[Challenge] Report all lines holding "name".

[Data provided]
§

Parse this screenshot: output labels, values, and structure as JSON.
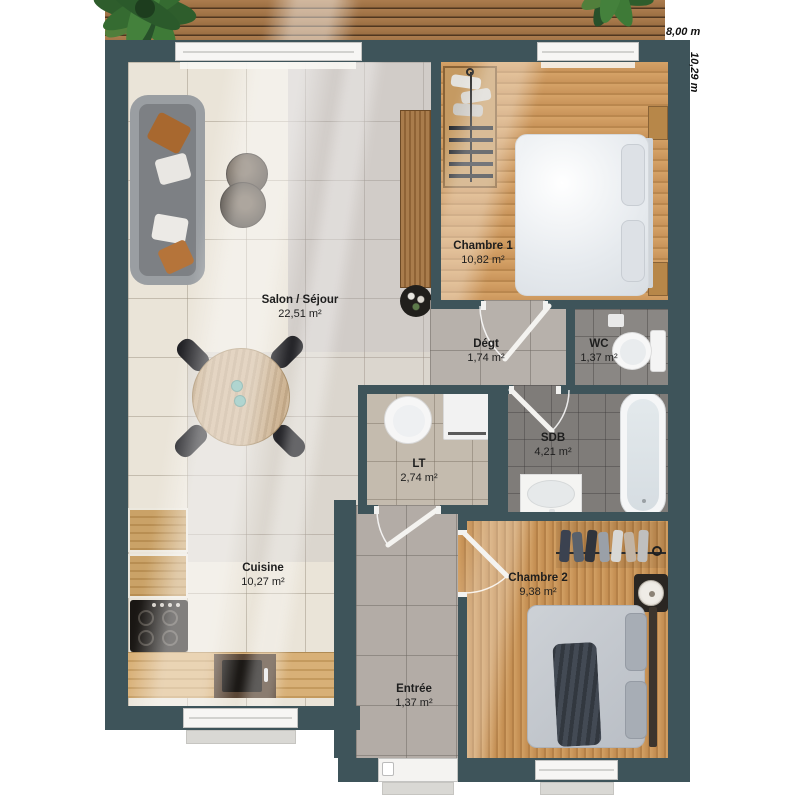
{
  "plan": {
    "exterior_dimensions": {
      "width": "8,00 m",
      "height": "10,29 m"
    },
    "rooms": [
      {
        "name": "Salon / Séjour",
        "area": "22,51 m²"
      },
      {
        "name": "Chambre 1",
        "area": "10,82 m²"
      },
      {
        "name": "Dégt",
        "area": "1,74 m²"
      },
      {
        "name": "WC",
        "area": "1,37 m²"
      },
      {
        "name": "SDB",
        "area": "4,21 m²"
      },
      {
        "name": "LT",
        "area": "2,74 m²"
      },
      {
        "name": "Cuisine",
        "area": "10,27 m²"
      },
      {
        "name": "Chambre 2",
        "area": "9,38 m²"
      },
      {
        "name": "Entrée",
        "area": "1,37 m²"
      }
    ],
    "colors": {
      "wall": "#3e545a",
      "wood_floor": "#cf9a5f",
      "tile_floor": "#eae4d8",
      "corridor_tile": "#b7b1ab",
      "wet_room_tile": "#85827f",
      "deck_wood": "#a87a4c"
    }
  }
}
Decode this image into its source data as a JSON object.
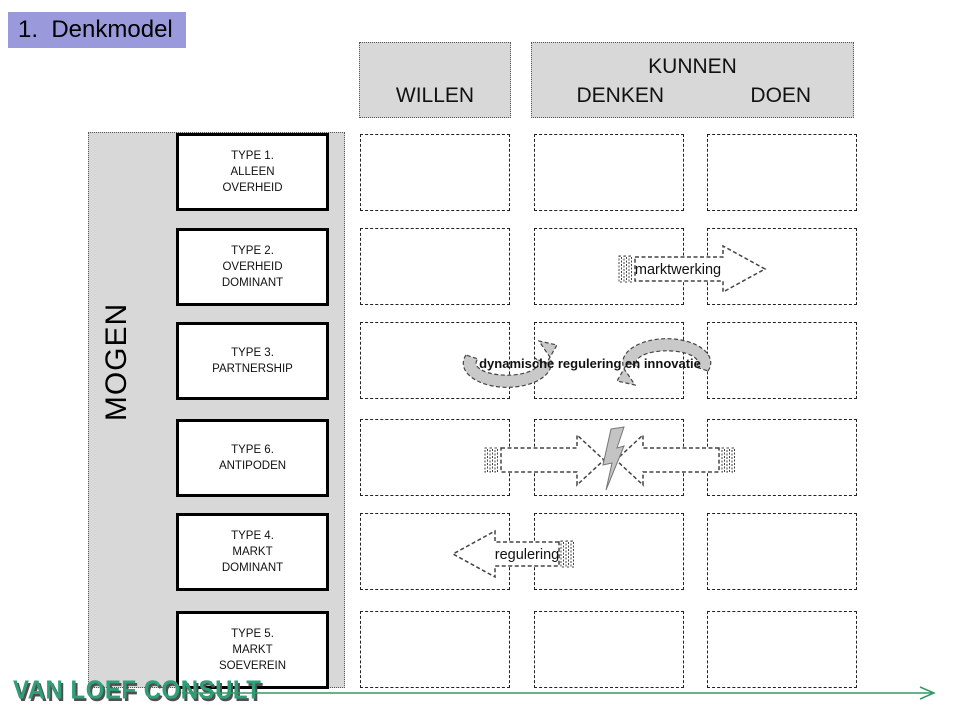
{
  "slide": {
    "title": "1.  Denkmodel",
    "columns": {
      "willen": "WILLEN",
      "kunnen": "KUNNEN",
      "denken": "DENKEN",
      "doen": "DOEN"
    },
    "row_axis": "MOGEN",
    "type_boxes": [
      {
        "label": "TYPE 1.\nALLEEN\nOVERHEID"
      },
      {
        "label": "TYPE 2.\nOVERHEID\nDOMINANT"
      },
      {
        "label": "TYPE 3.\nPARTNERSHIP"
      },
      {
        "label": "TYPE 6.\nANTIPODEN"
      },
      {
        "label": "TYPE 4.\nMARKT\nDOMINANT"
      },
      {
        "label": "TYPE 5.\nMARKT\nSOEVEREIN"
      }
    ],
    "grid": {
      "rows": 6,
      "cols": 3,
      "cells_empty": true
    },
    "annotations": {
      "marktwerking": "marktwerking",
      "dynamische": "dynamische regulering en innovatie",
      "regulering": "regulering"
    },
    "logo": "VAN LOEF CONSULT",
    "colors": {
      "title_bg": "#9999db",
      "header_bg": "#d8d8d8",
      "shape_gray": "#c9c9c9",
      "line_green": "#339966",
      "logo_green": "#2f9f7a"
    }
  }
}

§

[Written answer]
        "name": "Salon / Séjour",
        "name": "Chambre 1",
        "name": "Dégt",
        "name": "WC",
        "name": "SDB",
        "name": "LT",
        "name": "Cuisine",
        "name": "Chambre 2",
        "name": "Entrée",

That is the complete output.